··· SOURCE MATERIAL ···
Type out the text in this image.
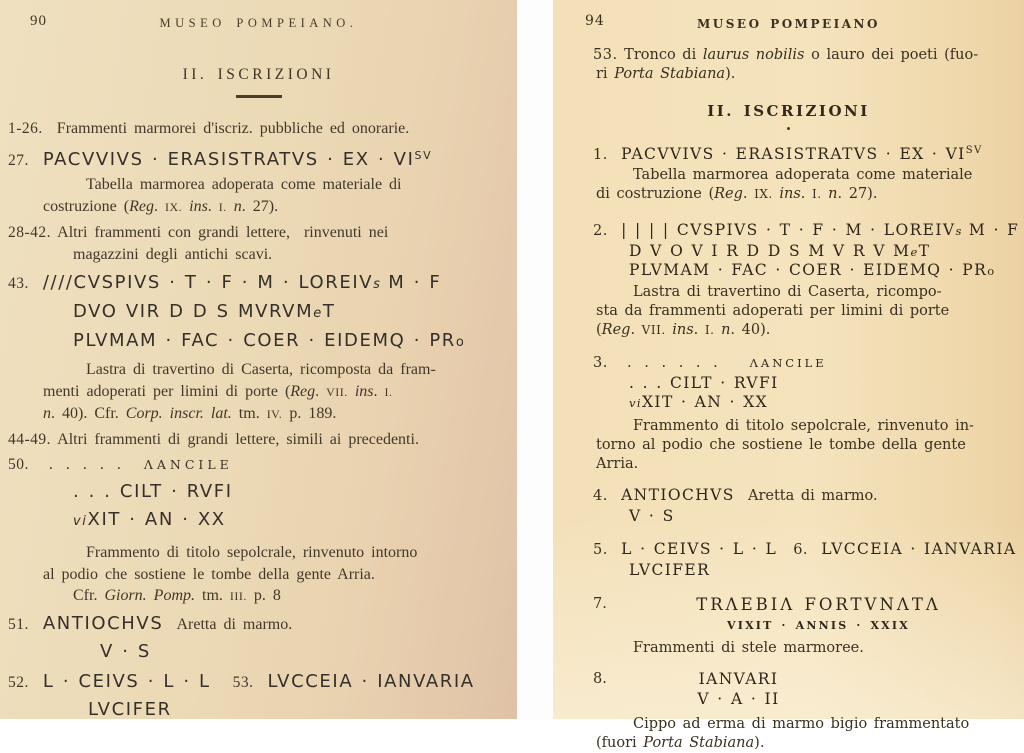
90	MUSEO POMPEIANO.
II. ISCRIZIONI
1-26.  Frammenti marmorei d'iscriz. pubbliche ed onorarie.
27. PACVVIVS · ERASISTRATVS · EX · $VI^{SV}$
Tabella marmorea adoperata come materiale di
costruzione (Reg. IX. ins. I. n. 27).
28-42. Altri frammenti con grandi lettere,  rinvenuti nei
magazzini degli antichi scavi.
43. ////CVSPIVS · T · F · M · LOREIVs M · F
DVO VIR D D S MVRVMeT
PLVMAM · FAC · COER · EIDEMQ · PRo
Lastra di travertino di Caserta, ricomposta da fram-
menti adoperati per limini di porte (Reg. VII. ins. I.
n. 40). Cfr. Corp. inscr. lat. tm. IV. p. 189.
44-49. Altri frammenti di grandi lettere, simili ai precedenti.
50.  . . . . .  ΛANCILE
. . . CILT · RVFI
viXIT · AN · XX
Frammento di titolo sepolcrale, rinvenuto intorno
al podio che sostiene le tombe della gente Arria.
Cfr. Giorn. Pomp. tm. III. p. 8
51. ANTIOCHVS  Aretta di marmo.
V · S
52. L · CEIVS · L · L 53. LVCCEIA · IANVARIA
LVCIFER
94	MUSEO POMPEIANO
53. Tronco di laurus nobilis o lauro dei poeti (fuo-
ri Porta Stabiana).
II. ISCRIZIONI
1. PACVVIVS · ERASISTRATVS · EX · $VI^{SV}$
Tabella marmorea adoperata come materiale
di costruzione (Reg. IX. ins. I. n. 27).
2. | | | | CVSPIVS · T · F · M · LOREIVs M · F
D V O V I R D D S M V R V MeT
PLVMAM · FAC · COER · EIDEMQ · PRo
Lastra di travertino di Caserta, ricompo-
sta da frammenti adoperati per limini di porte
(Reg. VII. ins. I. n. 40).
3.  . . . . . .   ΛANCILE
. . . CILT · RVFI
viXIT · AN · XX
Frammento di titolo sepolcrale, rinvenuto in-
torno al podio che sostiene le tombe della gente
Arria.
4. ANTIOCHVS  Aretta di marmo.
V · S
5. L · CEIVS · L · L 6. LVCCEIA · IANVARIA
LVCIFER
7.	TRΛEBIΛ FORTVNΛTΛ
VIXIT · ANNIS · XXIX
Frammenti di stele marmoree.
8.	IANVARI
V · A · II
Cippo ad erma di marmo bigio frammentato
(fuori Porta Stabiana).
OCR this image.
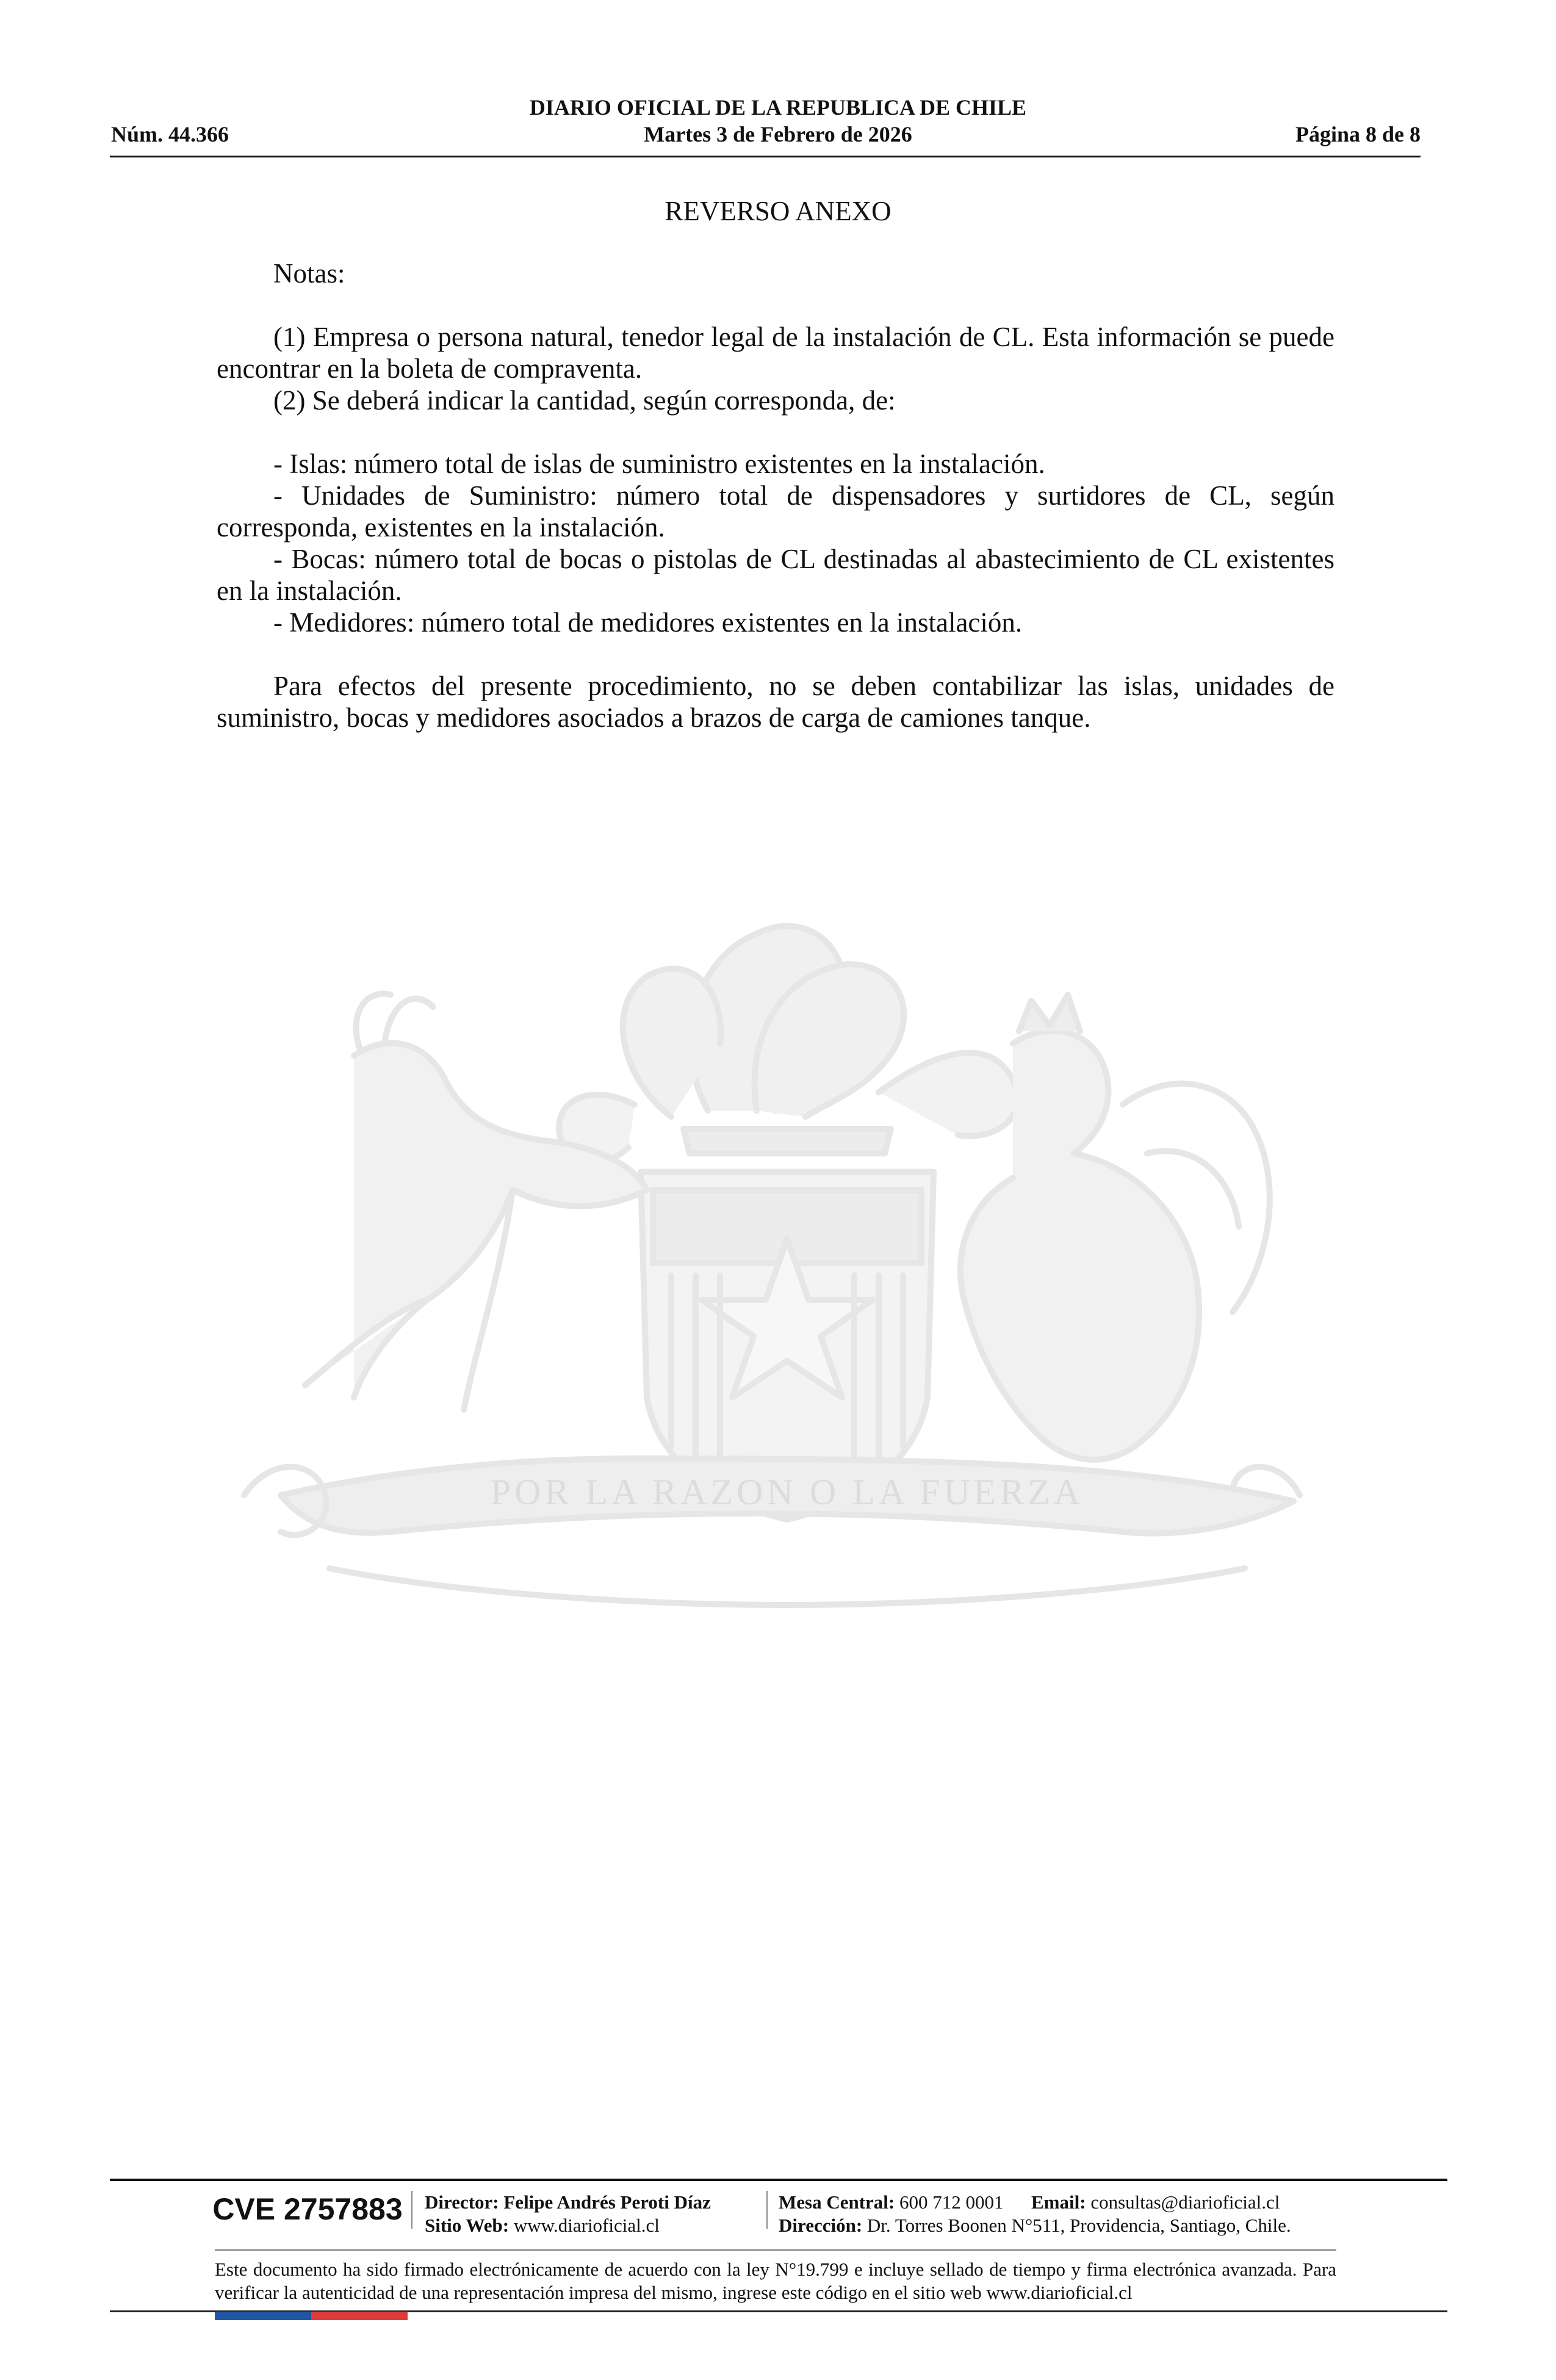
DIARIO OFICIAL DE LA REPUBLICA DE CHILE
Núm. 44.366	Martes 3 de Febrero de 2026	Página 8 de 8
REVERSO ANEXO

Notas:

(1) Empresa o persona natural, tenedor legal de la instalación de CL. Esta información se puede encontrar en la boleta de compraventa.

(2) Se deberá indicar la cantidad, según corresponda, de:

- Islas: número total de islas de suministro existentes en la instalación.

- Unidades de Suministro: número total de dispensadores y surtidores de CL, según corresponda, existentes en la instalación.

- Bocas: número total de bocas o pistolas de CL destinadas al abastecimiento de CL existentes en la instalación.

- Medidores: número total de medidores existentes en la instalación.

Para efectos del presente procedimiento, no se deben contabilizar las islas, unidades de suministro, bocas y medidores asociados a brazos de carga de camiones tanque.

POR LA RAZON O LA FUERZA
CVE 2757883	Director: Felipe Andrés Peroti Díaz
Sitio Web: www.diarioficial.cl
Mesa Central: 600 712 0001 Email: consultas@diarioficial.cl
Dirección: Dr. Torres Boonen N°511, Providencia, Santiago, Chile.
Este documento ha sido firmado electrónicamente de acuerdo con la ley N°19.799 e incluye sellado de tiempo y firma electrónica avanzada. Para verificar la autenticidad de una representación impresa del mismo, ingrese este código en el sitio web www.diarioficial.cl
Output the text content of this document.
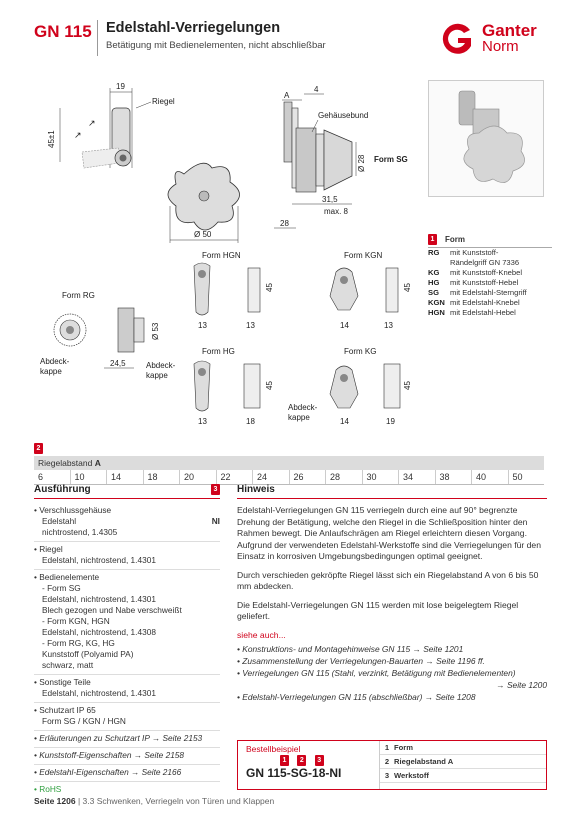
GN 115 Edelstahl-Verriegelungen
Betätigung mit Bedienelementen, nicht abschließbar
Ganter
Norm
19
Riegel
45±1 ↗
↗
Ø 50
A
4
Gehäusebund
Ø 28 Form SG
31,5
max. 8
28
Form RG
Abdeck-
kappe
Ø 53
24,5
Form HGN
45
13	13
Form KGN
45
14	13
Form HG
Abdeck-
kappe
45
13	18
Form KG
Abdeck-
kappe
45
14	19
1	Form
RG	mit Kunststoff-
Rändelgriff GN 7336
KG	mit Kunststoff-Knebel
HG	mit Kunststoff-Hebel
SG	mit Edelstahl-Sterngriff
KGN mit Edelstahl-Knebel
HGN mit Edelstahl-Hebel
2
Riegelabstand A
6	10	14	18	20	22	24	26	28	30	34	38	40	50
Ausführung	3
• Verschlussgehäuse
Edelstahl	NI
nichtrostend, 1.4305
• Riegel
Edelstahl, nichtrostend, 1.4301
• Bedienelemente
- Form SG
Edelstahl, nichtrostend, 1.4301
Blech gezogen und Nabe verschweißt
- Form KGN, HGN
Edelstahl, nichtrostend, 1.4308
- Form RG, KG, HG
Kunststoff (Polyamid PA)
schwarz, matt
• Sonstige Teile
Edelstahl, nichtrostend, 1.4301
• Schutzart IP 65
Form SG / KGN / HGN
• Erläuterungen zu Schutzart IP → Seite 2153
• Kunststoff-Eigenschaften → Seite 2158
• Edelstahl-Eigenschaften → Seite 2166
• RoHS
Hinweis

Edelstahl-Verriegelungen GN 115 verriegeln durch eine auf 90° begrenzte Drehung der Betätigung, welche den Riegel in die Schließposition hinter den Rahmen bewegt. Die Anlaufschrägen am Riegel erleichtern diesen Vorgang. Aufgrund der verwendeten Edelstahl-Werkstoffe sind die Verriegelungen für den Einsatz in korrosiven Umgebungsbedingungen optimal geeignet.

Durch verschieden gekröpfte Riegel lässt sich ein Riegelabstand A von 6 bis 50 mm abdecken.

Die Edelstahl-Verriegelungen GN 115 werden mit lose beigelegtem Riegel geliefert.

siehe auch...
• Konstruktions- und Montagehinweise GN 115 → Seite 1201
• Zusammenstellung der Verriegelungen-Bauarten → Seite 1196 ff.
• Verriegelungen GN 115 (Stahl, verzinkt, Betätigung mit Bedienelementen)
→ Seite 1200
• Edelstahl-Verriegelungen GN 115 (abschließbar) → Seite 1208
Bestellbeispiel
1 2 3
GN 115-SG-18-NI
1 Form
2 Riegelabstand A
3 Werkstoff
Seite 1206 | 3.3 Schwenken, Verriegeln von Türen und Klappen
···
Across the data above, how many lines include the word "titolo"? Give only the count.

PROBLEM SOLUTION => 2